• [What the task requires] Could you copy every line from the material below in which "text" appears?

--- Data lines ---

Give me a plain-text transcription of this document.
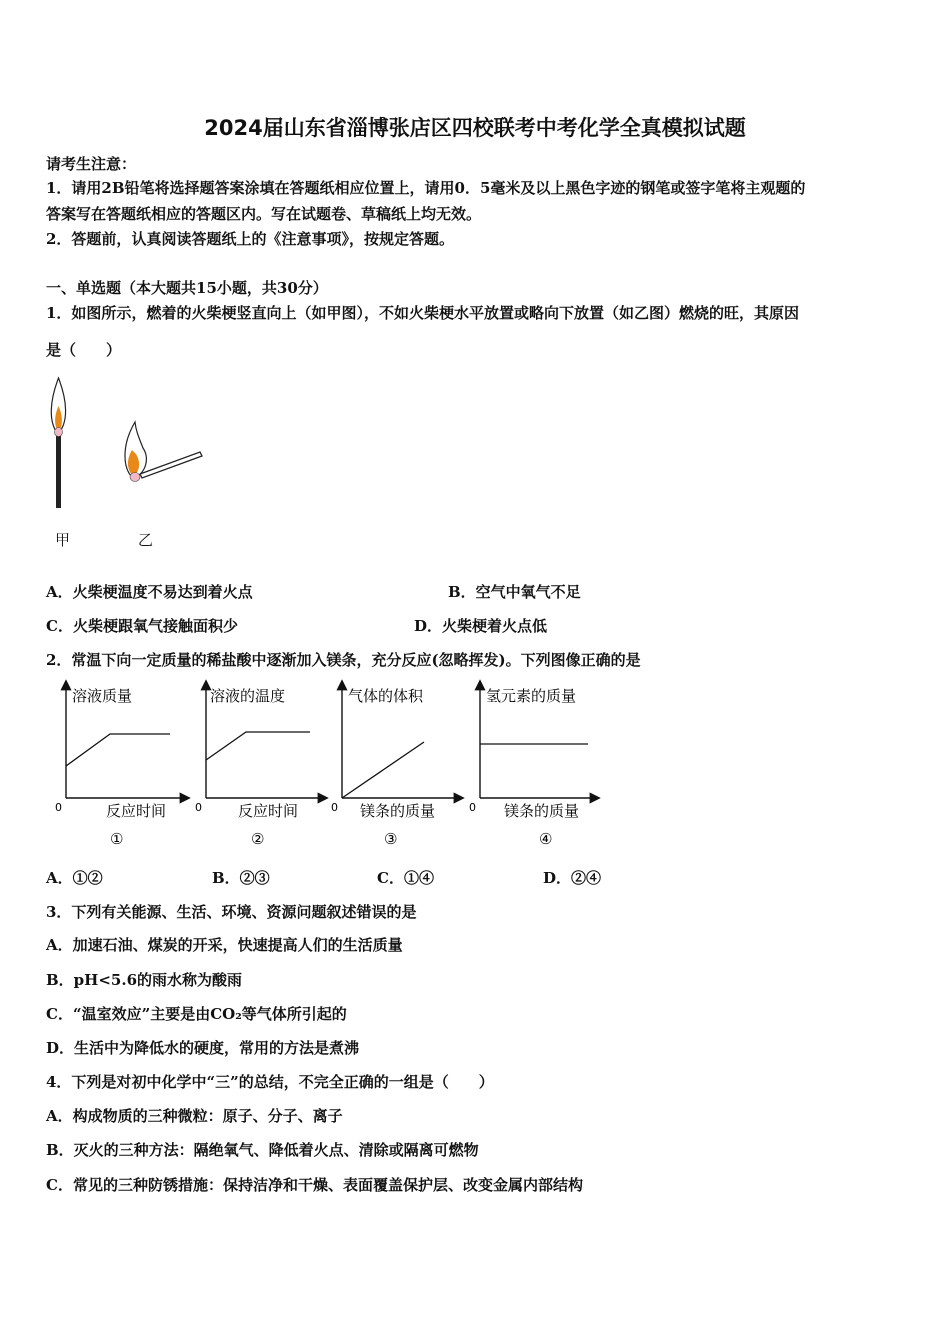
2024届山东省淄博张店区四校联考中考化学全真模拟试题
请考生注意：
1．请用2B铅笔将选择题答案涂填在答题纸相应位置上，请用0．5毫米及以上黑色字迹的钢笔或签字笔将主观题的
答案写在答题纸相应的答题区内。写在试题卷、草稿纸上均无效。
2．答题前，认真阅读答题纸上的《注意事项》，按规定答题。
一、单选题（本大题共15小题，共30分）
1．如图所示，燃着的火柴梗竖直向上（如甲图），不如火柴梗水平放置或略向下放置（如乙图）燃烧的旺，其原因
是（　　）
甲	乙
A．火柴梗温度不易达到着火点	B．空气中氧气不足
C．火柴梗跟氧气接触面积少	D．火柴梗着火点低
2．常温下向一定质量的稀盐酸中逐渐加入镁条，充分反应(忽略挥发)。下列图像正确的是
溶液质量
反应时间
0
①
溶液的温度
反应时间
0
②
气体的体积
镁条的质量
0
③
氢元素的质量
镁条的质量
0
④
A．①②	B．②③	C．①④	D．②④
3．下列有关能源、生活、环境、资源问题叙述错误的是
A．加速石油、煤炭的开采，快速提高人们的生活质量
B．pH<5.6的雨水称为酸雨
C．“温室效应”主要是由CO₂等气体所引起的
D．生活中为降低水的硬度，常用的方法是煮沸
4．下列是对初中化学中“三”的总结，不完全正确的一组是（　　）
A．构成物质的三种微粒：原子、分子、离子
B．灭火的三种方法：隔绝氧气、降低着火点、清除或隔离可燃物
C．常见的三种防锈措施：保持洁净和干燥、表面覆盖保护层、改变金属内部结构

---
--- Data lines ---

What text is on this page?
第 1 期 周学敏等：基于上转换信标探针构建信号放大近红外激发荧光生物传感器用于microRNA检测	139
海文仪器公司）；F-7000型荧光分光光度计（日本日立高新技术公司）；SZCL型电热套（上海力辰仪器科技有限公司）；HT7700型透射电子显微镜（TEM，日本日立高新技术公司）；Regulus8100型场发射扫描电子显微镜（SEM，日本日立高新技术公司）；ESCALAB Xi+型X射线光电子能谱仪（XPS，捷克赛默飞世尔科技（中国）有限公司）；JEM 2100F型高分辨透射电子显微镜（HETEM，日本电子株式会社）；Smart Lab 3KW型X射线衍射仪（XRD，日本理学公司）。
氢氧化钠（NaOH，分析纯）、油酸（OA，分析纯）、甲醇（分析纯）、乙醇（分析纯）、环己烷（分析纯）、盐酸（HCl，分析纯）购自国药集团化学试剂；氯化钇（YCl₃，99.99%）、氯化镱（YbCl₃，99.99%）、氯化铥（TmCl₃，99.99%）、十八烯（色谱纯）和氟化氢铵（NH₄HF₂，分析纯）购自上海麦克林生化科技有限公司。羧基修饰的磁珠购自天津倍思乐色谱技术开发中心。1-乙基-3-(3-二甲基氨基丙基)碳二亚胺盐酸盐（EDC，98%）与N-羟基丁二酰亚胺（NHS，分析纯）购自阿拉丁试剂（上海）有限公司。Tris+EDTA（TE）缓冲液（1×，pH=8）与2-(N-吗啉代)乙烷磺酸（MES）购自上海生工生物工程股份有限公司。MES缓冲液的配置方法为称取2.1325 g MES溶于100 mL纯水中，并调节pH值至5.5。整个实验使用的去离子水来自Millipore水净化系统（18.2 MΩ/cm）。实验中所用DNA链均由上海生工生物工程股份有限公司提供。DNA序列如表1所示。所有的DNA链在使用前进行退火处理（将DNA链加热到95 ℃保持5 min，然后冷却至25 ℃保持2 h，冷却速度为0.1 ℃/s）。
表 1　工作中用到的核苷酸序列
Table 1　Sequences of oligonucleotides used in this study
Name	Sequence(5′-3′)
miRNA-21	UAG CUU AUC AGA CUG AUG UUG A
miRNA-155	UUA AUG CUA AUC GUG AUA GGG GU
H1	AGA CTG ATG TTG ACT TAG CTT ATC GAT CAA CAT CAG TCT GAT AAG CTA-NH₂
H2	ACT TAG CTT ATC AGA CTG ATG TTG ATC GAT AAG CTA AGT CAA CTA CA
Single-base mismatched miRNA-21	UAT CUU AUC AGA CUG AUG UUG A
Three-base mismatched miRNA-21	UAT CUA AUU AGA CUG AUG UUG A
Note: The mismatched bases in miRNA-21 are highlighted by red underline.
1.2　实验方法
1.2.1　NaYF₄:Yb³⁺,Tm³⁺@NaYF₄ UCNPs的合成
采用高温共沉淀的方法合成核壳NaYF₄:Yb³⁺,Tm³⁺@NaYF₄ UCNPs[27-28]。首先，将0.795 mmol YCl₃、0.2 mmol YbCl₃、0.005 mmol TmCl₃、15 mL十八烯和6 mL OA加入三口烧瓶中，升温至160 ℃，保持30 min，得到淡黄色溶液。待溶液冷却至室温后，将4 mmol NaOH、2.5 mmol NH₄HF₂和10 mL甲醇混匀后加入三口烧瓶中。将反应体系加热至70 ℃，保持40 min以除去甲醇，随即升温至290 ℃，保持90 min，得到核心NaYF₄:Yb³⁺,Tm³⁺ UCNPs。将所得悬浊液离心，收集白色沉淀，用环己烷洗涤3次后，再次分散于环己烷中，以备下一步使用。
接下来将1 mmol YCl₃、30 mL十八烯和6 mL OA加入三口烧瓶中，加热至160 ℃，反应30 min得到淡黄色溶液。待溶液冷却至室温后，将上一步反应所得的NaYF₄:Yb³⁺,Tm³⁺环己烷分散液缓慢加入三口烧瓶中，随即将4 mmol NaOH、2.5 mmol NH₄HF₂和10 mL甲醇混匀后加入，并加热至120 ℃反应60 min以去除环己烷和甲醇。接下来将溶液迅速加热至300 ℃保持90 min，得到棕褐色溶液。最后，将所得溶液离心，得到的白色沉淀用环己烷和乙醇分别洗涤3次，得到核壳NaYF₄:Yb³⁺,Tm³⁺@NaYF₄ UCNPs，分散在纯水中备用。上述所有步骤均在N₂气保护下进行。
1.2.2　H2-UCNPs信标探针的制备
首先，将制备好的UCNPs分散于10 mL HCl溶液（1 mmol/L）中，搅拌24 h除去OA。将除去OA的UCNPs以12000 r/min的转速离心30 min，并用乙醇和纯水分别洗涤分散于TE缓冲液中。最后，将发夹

---

• [Completed task]
Give me a plain-text transcription of this document.
What text is on this page?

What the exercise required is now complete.